— Given text —
────────────────────────────────────────

A Truly Slow Holiday
Liz Houghton
We have just spent a magical eight days visiting the Saxon villages of Transylvania.
A fascinating area where life moves with the seasons and at the pace of the farm
animals in a way that took us back to medieval times. The tour was expertly organised
and guided by Jim Turnbull of Adept – a charitable foundation (www.fundatia-adept.org) that
is working to preserve this wonderful way of life before it is too late. A praesidium
for the jams has already been set up and Jim is encouraging the producers to run
farmers’ markets in the larger towns. A Slow Food convivium has been set up in Bucharest
and we met and lunched with the leader.
In a small party of nine including the organisers and local guide we bounced and
rattled along the potholed dirt roads deep into the foothills of the Carpathian Mountains.
One day, after several kilometres along such a track, we arrived at the shepherds’
summer camp. These men spend the whole summer camping out with their sheep in the
high pastures. Often visited by bears or wolves at night, the camps are guarded
by a dozen or so shaggy and very fierce dogs. We watched the sheep being milked
and the milk being strained before rennet was added to begin the cheese making process.

────────────────────────────────────────

Write out the slow holiday text above word for word, in full.

— Collected data —
────────────────────────────────────────

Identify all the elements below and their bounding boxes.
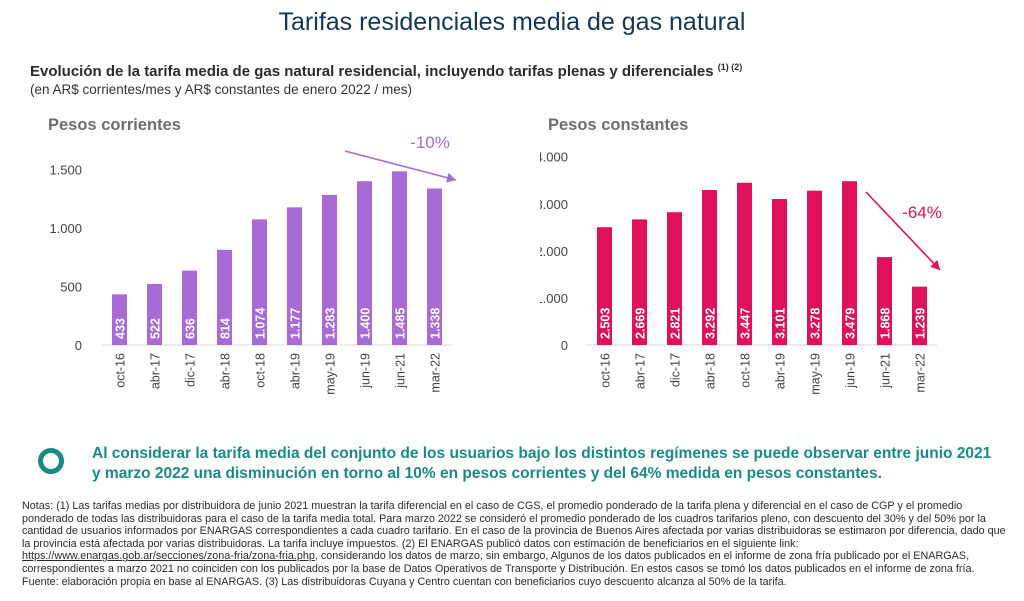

────────────────────────────────────────

— Solution —
A Truly Slow Holiday
Liz Houghton
We have just spent a magical eight days visiting the Saxon villages of Transylvania.
A fascinating area where life moves with the seasons and at the pace of the farm
animals in a way that took us back to medieval times. The tour was expertly organised
and guided by Jim Turnbull of Adept – a charitable foundation (www.fundatia-adept.org) that
is working to preserve this wonderful way of life before it is too late. A praesidium
for the jams has already been set up and Jim is encouraging the producers to run
farmers’ markets in the larger towns. A Slow Food convivium has been set up in Bucharest
and we met and lunched with the leader.
In a small party of nine including the organisers and local guide we bounced and
rattled along the potholed dirt roads deep into the foothills of the Carpathian Mountains.
One day, after several kilometres along such a track, we arrived at the shepherds’
summer camp. These men spend the whole summer camping out with their sheep in the
high pastures. Often visited by bears or wolves at night, the camps are guarded
by a dozen or so shaggy and very fierce dogs. We watched the sheep being milked
and the milk being strained before rennet was added to begin the cheese making process.